The problem: Give back each entry unchanged, minus pictures.

Stored data:
— start —
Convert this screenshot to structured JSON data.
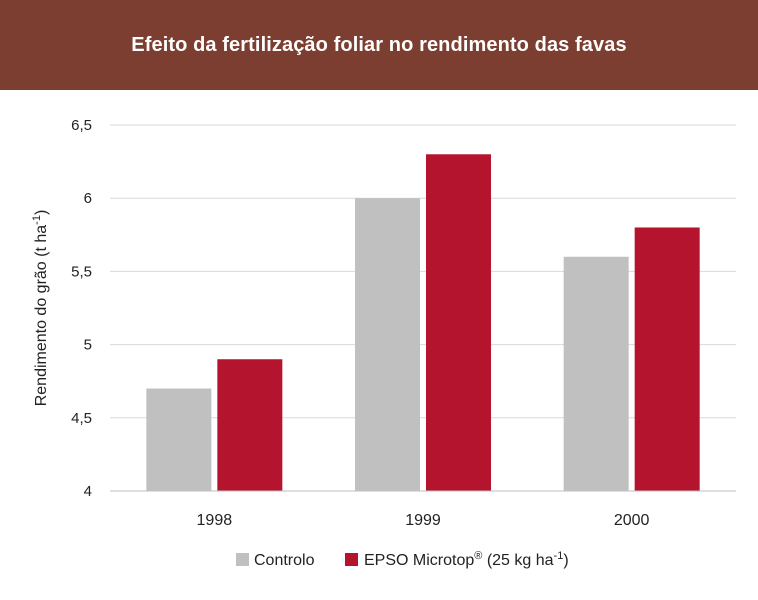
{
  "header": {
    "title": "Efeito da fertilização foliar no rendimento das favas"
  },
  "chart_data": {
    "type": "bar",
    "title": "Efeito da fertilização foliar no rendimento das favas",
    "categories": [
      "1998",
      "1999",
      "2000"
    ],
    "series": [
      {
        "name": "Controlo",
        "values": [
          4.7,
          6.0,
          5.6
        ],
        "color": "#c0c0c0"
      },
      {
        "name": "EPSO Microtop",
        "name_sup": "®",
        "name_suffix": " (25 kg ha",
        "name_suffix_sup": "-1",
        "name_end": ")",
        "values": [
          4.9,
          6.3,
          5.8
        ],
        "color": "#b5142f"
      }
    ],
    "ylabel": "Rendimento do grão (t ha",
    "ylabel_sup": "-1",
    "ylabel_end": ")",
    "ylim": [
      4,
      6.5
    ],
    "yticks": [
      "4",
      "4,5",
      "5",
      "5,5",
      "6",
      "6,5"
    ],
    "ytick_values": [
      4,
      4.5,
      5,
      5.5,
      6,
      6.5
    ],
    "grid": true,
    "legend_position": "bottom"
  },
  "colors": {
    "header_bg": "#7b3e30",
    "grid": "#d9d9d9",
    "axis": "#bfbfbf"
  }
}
— end —
Written answer:
Convert this screenshot to structured JSON data.
{
  "header": {
    "title": "Efeito da fertilização foliar no rendimento das favas"
  },
  "chart_data": {
    "type": "bar",
    "title": "Efeito da fertilização foliar no rendimento das favas",
    "categories": [
      "1998",
      "1999",
      "2000"
    ],
    "series": [
      {
        "name": "Controlo",
        "values": [
          4.7,
          6.0,
          5.6
        ],
        "color": "#c0c0c0"
      },
      {
        "name": "EPSO Microtop",
        "name_sup": "®",
        "name_suffix": " (25 kg ha",
        "name_suffix_sup": "-1",
        "name_end": ")",
        "values": [
          4.9,
          6.3,
          5.8
        ],
        "color": "#b5142f"
      }
    ],
    "ylabel": "Rendimento do grão (t ha",
    "ylabel_sup": "-1",
    "ylabel_end": ")",
    "ylim": [
      4,
      6.5
    ],
    "yticks": [
      "4",
      "4,5",
      "5",
      "5,5",
      "6",
      "6,5"
    ],
    "ytick_values": [
      4,
      4.5,
      5,
      5.5,
      6,
      6.5
    ],
    "grid": true,
    "legend_position": "bottom"
  },
  "colors": {
    "header_bg": "#7b3e30",
    "grid": "#d9d9d9",
    "axis": "#bfbfbf"
  }
}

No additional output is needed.